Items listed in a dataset
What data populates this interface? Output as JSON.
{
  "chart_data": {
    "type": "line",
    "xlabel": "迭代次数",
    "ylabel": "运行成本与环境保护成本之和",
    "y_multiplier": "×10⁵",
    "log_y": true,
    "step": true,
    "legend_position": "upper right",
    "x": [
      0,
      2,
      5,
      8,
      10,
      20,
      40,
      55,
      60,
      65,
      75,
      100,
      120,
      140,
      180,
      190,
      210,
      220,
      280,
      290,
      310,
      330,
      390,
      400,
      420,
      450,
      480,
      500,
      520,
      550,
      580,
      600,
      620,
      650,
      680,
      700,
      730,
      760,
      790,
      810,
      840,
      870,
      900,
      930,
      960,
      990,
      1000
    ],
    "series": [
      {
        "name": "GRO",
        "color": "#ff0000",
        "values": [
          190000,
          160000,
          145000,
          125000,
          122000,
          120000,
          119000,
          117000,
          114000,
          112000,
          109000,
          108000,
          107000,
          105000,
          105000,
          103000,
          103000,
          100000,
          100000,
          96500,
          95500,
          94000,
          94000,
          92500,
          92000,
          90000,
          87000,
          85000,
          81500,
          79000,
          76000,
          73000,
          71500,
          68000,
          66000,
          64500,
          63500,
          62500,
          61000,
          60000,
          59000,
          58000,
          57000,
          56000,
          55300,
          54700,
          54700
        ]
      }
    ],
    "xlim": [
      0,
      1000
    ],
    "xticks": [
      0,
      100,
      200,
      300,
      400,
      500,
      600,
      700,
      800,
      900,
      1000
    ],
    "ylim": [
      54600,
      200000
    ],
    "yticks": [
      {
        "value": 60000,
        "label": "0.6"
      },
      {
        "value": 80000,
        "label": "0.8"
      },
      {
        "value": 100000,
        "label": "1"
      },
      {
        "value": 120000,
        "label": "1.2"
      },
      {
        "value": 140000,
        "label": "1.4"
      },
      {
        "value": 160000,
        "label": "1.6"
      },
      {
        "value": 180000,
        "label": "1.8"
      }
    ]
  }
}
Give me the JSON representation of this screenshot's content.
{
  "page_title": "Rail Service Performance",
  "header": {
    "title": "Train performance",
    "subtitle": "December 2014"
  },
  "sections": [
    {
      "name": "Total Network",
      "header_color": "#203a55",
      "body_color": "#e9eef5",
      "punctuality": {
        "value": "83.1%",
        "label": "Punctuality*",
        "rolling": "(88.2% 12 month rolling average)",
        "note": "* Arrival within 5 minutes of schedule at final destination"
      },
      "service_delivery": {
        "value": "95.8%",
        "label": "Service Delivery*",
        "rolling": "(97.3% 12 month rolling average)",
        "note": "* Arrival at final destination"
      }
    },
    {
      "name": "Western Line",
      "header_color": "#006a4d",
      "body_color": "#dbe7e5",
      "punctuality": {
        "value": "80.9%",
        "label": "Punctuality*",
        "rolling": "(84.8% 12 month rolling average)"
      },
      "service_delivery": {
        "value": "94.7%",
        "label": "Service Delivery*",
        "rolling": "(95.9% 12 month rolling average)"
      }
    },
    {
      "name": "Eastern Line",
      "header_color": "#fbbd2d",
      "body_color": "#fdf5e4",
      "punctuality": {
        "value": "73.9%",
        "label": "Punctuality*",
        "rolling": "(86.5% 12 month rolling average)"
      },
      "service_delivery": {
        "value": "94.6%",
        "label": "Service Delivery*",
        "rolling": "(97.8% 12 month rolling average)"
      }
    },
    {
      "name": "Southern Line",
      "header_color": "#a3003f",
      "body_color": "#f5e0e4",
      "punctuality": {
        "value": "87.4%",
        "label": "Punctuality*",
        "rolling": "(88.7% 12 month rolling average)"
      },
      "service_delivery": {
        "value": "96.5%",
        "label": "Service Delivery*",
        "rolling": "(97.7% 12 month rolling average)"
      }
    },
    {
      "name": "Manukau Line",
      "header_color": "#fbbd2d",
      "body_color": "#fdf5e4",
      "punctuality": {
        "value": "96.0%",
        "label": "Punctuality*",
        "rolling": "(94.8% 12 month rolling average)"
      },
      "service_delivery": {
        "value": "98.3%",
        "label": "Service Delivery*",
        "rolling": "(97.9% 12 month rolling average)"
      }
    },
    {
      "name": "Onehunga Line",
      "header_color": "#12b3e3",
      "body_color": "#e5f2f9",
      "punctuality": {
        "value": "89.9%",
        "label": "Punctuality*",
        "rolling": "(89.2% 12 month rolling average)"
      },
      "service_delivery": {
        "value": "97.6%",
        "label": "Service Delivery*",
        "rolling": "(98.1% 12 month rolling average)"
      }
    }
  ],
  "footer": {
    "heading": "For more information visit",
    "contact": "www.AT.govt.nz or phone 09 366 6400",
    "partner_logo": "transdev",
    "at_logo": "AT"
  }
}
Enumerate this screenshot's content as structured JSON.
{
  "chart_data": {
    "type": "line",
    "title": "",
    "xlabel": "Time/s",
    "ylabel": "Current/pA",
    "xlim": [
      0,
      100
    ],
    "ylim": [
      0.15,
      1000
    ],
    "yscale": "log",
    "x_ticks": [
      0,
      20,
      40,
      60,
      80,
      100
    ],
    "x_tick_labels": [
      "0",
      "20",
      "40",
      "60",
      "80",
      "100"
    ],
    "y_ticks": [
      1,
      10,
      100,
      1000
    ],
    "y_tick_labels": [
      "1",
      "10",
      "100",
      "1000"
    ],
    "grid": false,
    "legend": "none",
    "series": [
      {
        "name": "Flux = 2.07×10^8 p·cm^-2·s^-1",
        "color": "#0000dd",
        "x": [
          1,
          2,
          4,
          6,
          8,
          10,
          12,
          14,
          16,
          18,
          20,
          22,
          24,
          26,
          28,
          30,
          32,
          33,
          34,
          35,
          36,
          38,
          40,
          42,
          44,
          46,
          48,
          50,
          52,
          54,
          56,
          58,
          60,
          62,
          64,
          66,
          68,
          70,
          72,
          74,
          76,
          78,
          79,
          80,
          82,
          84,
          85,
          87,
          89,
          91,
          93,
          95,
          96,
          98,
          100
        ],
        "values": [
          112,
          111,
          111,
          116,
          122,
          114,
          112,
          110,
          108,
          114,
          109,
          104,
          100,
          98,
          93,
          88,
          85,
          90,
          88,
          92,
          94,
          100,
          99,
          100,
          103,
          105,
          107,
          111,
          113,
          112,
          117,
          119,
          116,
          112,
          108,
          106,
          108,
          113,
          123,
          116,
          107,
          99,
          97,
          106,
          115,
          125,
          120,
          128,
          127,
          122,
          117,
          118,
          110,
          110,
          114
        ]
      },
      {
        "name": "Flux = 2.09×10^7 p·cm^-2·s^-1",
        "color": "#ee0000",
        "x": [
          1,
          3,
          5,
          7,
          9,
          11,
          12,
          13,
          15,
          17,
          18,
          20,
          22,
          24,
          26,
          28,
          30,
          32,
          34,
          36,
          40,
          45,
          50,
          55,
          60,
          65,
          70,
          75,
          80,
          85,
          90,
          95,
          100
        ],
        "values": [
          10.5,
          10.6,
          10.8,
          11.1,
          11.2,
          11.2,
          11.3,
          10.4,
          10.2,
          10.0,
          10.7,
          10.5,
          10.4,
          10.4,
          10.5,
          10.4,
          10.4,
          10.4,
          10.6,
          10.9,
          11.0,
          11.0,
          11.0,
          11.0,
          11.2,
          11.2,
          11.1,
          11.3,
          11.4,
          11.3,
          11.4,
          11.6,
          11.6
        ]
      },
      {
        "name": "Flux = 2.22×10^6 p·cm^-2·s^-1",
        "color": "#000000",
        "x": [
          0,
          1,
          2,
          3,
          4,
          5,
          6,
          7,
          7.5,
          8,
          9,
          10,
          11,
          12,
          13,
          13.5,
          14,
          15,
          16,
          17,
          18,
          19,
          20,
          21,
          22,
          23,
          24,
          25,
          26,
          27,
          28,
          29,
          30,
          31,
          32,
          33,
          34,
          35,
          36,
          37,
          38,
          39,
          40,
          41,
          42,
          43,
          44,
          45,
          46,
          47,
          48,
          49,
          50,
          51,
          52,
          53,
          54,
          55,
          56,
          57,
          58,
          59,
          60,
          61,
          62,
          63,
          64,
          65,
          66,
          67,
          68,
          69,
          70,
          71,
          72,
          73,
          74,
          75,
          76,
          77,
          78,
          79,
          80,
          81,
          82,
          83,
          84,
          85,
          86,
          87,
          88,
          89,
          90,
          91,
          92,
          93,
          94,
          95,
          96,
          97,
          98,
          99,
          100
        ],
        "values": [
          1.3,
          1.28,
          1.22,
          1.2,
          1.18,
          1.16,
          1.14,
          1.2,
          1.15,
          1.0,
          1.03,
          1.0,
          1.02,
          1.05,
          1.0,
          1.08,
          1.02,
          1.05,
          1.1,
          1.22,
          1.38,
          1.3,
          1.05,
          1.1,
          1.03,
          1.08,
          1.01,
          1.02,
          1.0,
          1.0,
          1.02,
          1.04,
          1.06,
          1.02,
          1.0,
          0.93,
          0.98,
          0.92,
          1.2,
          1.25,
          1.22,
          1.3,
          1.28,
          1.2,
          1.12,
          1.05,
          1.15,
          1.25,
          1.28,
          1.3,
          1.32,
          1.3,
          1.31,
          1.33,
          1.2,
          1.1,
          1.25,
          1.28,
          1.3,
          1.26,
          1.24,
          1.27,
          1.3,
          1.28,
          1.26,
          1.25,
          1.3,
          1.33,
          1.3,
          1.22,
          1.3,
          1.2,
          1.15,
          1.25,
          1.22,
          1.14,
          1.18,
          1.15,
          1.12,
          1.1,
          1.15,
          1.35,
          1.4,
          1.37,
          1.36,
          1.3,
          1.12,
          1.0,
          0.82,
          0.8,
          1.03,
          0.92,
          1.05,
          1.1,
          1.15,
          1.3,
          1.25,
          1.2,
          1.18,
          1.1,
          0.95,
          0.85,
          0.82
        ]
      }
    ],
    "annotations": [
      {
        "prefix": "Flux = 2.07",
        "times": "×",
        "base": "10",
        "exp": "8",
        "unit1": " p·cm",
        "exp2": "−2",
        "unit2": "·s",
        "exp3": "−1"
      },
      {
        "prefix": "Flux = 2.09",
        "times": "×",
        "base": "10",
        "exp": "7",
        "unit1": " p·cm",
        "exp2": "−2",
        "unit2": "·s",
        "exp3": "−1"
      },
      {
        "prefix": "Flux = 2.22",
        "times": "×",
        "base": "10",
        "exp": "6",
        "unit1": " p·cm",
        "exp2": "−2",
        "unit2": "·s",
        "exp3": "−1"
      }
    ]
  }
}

▶ Problem details
Locate the word "Flux" in the entries, and copy every line where it is found.

▶ Response
        "name": "Flux = 2.07×10^8 p·cm^-2·s^-1",
        "name": "Flux = 2.09×10^7 p·cm^-2·s^-1",
        "name": "Flux = 2.22×10^6 p·cm^-2·s^-1",
        "prefix": "Flux = 2.07",
        "prefix": "Flux = 2.09",
        "prefix": "Flux = 2.22",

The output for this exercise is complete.